• [WHAT YOU NEED TO DO]
Find every line containing the word "Overview" and report the count, nothing more.

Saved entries
--- Begin ---

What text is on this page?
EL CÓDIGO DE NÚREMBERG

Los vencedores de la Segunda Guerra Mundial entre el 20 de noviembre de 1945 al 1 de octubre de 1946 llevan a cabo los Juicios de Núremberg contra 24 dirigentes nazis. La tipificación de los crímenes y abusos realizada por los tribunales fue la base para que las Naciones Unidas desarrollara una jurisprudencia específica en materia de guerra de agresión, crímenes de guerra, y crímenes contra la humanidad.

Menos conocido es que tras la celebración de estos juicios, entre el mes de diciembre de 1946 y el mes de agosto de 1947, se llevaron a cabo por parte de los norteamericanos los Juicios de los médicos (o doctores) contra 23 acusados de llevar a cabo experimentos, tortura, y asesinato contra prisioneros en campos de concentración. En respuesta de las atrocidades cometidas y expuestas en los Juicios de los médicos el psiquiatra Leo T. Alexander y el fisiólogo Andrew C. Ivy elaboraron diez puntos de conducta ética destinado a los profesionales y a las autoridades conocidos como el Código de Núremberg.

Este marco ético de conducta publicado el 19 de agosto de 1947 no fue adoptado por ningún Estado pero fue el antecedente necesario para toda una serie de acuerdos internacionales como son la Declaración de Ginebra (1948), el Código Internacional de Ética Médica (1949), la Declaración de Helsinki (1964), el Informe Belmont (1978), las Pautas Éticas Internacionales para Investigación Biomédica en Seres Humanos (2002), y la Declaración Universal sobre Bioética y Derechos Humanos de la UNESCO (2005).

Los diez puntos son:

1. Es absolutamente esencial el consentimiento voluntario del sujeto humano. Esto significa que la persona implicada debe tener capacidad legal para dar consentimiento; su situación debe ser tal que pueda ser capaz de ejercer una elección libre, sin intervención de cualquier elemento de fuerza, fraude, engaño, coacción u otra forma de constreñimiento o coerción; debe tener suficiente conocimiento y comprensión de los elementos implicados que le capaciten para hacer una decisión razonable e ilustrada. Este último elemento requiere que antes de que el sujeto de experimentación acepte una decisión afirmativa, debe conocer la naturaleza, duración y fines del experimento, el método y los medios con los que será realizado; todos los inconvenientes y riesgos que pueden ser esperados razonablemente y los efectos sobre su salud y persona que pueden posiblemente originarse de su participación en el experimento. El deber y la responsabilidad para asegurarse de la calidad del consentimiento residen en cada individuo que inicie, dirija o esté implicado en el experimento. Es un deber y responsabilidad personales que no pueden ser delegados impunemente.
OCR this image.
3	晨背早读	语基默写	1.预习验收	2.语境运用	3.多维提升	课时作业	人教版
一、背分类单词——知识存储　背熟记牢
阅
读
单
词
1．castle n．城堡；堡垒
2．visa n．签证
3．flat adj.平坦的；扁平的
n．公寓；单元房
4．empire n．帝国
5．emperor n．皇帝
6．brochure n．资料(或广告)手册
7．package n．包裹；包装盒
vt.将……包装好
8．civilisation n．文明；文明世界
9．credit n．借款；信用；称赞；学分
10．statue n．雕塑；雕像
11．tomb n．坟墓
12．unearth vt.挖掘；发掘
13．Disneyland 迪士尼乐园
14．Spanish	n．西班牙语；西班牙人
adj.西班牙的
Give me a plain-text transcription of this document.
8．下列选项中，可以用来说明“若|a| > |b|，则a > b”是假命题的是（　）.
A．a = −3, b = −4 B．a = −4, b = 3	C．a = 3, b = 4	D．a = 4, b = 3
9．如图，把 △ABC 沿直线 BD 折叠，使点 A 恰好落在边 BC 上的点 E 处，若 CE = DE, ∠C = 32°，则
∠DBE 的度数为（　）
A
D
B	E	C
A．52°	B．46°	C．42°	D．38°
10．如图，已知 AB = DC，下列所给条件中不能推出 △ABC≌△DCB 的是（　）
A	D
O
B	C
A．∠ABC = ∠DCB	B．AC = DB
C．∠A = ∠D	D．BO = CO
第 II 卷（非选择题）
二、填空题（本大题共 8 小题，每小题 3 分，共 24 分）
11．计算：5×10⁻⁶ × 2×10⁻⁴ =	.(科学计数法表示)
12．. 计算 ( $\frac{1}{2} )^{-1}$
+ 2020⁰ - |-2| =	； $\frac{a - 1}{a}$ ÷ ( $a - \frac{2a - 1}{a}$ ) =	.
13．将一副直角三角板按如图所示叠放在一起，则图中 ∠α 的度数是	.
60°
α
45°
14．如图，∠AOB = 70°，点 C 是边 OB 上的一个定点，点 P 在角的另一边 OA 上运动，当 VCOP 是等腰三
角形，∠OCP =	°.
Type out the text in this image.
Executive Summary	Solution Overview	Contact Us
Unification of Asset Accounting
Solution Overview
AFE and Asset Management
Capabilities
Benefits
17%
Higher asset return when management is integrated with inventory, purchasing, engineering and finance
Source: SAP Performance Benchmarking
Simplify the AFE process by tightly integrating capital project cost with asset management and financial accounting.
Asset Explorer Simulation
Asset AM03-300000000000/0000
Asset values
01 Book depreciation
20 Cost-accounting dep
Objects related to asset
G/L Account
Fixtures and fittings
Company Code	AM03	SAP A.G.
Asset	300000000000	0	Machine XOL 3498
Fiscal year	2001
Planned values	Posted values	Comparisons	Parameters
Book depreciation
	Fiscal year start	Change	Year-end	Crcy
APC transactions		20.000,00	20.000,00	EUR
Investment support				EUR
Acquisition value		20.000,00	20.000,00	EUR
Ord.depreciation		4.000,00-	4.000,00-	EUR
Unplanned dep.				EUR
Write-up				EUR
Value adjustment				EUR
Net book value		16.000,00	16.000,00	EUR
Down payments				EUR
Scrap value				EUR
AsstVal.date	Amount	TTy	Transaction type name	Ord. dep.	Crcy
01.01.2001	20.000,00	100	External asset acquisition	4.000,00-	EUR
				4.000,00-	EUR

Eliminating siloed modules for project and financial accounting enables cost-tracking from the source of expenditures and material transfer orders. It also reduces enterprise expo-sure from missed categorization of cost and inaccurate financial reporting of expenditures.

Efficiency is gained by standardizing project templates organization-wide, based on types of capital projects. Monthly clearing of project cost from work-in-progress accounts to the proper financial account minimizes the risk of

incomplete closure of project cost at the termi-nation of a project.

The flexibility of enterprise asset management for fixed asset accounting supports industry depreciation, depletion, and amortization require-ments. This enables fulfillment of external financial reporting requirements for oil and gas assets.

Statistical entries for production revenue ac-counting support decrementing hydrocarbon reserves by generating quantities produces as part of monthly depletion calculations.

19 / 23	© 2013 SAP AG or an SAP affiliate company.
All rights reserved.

--- End ---

• [COMPLETE OUTPUT]
2